■ **PROBLEM REQUIREMENTS**
Find the lines with "runbook" in them and copy them out.

##### PROVIDED MATERIAL #####

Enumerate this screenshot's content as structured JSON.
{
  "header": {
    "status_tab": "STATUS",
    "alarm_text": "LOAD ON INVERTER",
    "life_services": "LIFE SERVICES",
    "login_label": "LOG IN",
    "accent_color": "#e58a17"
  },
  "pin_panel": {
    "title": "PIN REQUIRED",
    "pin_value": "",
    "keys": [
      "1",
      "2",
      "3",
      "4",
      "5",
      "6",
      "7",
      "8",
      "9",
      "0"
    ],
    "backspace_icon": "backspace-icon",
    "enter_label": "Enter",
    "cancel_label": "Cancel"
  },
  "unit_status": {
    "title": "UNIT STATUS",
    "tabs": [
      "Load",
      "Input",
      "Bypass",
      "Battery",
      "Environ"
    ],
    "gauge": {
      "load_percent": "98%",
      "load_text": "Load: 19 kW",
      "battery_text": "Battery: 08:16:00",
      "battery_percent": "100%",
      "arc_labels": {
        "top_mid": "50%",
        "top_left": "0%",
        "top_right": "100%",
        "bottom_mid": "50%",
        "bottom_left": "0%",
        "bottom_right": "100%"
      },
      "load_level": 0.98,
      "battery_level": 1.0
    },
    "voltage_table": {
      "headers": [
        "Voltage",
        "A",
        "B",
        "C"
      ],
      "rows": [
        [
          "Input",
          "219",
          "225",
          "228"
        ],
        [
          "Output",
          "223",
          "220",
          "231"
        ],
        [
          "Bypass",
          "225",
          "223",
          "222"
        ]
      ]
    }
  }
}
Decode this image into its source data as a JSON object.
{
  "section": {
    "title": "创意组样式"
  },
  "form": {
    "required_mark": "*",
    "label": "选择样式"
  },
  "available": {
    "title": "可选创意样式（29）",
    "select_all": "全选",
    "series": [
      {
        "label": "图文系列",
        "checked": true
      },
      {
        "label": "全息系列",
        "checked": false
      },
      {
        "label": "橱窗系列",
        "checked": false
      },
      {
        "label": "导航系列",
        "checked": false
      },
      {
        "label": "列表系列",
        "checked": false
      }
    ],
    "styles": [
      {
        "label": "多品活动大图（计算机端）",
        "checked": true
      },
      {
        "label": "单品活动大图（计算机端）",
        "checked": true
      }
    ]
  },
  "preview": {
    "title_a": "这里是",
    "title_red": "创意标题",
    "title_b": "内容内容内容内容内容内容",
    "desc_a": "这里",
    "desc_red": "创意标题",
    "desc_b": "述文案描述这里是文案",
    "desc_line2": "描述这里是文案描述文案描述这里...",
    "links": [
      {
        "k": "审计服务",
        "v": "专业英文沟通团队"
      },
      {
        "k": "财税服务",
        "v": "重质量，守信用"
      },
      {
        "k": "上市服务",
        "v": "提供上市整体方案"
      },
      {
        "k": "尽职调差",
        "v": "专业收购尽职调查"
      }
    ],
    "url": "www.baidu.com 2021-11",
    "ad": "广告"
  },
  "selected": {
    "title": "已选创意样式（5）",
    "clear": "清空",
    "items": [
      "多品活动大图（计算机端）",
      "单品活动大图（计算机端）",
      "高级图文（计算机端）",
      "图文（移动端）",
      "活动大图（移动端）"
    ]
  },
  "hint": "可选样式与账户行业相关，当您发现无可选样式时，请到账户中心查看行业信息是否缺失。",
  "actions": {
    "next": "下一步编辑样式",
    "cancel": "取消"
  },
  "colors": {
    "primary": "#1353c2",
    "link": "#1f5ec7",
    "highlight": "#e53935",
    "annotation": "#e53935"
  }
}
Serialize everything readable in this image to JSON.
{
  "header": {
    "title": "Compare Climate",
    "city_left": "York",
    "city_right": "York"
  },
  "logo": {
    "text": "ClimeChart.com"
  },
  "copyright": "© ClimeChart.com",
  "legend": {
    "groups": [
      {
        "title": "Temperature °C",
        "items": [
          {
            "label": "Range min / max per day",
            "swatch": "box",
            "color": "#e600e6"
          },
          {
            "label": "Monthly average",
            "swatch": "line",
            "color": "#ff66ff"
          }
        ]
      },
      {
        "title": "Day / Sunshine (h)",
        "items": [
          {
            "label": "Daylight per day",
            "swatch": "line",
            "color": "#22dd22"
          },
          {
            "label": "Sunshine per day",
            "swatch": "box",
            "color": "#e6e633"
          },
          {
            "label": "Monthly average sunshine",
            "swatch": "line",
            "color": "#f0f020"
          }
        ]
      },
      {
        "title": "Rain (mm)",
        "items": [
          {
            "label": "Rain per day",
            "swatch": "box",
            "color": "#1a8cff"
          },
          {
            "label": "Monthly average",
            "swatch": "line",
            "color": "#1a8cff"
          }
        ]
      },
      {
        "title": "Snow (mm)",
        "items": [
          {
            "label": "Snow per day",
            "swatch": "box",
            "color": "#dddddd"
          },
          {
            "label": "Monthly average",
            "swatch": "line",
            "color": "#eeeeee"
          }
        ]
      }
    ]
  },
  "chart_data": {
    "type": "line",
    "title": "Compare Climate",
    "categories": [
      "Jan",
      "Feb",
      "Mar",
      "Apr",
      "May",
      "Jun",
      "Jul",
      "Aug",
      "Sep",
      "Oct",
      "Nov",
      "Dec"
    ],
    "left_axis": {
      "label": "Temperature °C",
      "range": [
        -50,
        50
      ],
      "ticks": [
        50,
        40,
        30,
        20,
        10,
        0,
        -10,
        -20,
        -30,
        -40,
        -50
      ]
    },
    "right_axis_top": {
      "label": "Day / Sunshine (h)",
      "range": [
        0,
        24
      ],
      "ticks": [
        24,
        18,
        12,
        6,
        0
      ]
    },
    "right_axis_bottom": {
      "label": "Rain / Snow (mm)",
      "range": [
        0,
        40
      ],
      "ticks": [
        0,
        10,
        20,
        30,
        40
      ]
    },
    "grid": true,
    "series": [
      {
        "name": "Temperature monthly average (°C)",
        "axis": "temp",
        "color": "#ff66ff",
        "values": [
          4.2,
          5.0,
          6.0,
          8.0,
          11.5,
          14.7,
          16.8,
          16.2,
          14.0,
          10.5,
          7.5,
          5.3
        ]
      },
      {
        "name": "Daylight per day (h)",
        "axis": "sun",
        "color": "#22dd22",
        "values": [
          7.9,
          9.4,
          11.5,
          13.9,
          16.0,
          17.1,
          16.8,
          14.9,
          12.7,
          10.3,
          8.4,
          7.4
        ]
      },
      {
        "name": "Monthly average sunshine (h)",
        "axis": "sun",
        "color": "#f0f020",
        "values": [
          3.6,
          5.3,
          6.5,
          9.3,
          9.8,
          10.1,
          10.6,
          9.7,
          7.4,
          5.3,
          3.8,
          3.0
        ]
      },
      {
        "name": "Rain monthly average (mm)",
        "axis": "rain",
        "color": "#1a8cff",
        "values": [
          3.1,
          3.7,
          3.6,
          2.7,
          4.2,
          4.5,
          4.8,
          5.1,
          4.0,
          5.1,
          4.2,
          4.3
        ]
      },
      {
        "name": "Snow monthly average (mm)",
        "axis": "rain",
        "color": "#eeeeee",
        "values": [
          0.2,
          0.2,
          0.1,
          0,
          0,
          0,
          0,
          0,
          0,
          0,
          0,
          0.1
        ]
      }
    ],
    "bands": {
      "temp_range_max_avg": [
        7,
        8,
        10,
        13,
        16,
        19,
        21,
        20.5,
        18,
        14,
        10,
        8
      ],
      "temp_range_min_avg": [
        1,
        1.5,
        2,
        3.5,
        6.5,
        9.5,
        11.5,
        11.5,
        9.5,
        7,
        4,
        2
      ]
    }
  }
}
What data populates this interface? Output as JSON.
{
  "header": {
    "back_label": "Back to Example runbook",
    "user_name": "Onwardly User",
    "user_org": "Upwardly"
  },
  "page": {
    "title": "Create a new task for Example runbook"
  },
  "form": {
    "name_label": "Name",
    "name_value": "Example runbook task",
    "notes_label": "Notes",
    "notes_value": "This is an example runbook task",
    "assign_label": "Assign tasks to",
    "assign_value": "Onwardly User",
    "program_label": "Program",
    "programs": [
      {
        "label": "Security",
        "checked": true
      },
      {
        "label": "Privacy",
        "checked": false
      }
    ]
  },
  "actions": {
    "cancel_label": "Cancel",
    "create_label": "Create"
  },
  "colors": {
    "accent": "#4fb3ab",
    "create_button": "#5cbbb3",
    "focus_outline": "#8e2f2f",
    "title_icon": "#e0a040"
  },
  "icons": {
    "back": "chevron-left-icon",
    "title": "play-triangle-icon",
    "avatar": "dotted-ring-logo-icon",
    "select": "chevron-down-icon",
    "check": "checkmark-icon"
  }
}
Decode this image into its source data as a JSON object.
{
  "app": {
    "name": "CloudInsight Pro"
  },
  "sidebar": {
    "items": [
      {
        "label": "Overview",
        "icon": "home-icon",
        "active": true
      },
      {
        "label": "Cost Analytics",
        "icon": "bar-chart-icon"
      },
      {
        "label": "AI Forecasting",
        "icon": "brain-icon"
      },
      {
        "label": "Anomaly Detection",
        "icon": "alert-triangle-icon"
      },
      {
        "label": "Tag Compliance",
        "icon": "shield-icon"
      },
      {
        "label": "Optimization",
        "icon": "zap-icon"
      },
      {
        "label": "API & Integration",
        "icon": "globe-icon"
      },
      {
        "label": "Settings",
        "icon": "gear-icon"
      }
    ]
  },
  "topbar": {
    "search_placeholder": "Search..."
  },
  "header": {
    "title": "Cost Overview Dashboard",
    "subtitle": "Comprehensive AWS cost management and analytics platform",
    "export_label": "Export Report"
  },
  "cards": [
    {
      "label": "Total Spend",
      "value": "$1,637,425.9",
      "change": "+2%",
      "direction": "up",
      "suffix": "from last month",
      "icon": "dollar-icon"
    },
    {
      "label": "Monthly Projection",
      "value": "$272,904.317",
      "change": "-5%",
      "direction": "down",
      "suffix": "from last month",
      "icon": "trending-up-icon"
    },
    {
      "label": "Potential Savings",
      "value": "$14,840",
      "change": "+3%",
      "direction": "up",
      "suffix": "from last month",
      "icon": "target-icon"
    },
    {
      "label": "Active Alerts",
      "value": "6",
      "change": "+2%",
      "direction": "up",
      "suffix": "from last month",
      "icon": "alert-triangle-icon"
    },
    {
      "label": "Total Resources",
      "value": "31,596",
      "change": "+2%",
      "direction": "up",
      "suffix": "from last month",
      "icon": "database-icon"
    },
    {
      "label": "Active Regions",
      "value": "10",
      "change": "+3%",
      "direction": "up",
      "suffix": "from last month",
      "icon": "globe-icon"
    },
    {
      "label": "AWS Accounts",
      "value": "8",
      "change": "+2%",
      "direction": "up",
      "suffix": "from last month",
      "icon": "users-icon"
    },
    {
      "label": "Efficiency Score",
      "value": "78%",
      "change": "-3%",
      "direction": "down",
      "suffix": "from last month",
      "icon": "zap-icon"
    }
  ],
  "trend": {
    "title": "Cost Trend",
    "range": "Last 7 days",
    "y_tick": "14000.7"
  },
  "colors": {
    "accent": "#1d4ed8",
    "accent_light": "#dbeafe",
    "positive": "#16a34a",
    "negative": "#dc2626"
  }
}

#####

■ **TASK OUTPUT**
    "back_label": "Back to Example runbook",
    "title": "Create a new task for Example runbook"
    "name_value": "Example runbook task",
    "notes_value": "This is an example runbook task",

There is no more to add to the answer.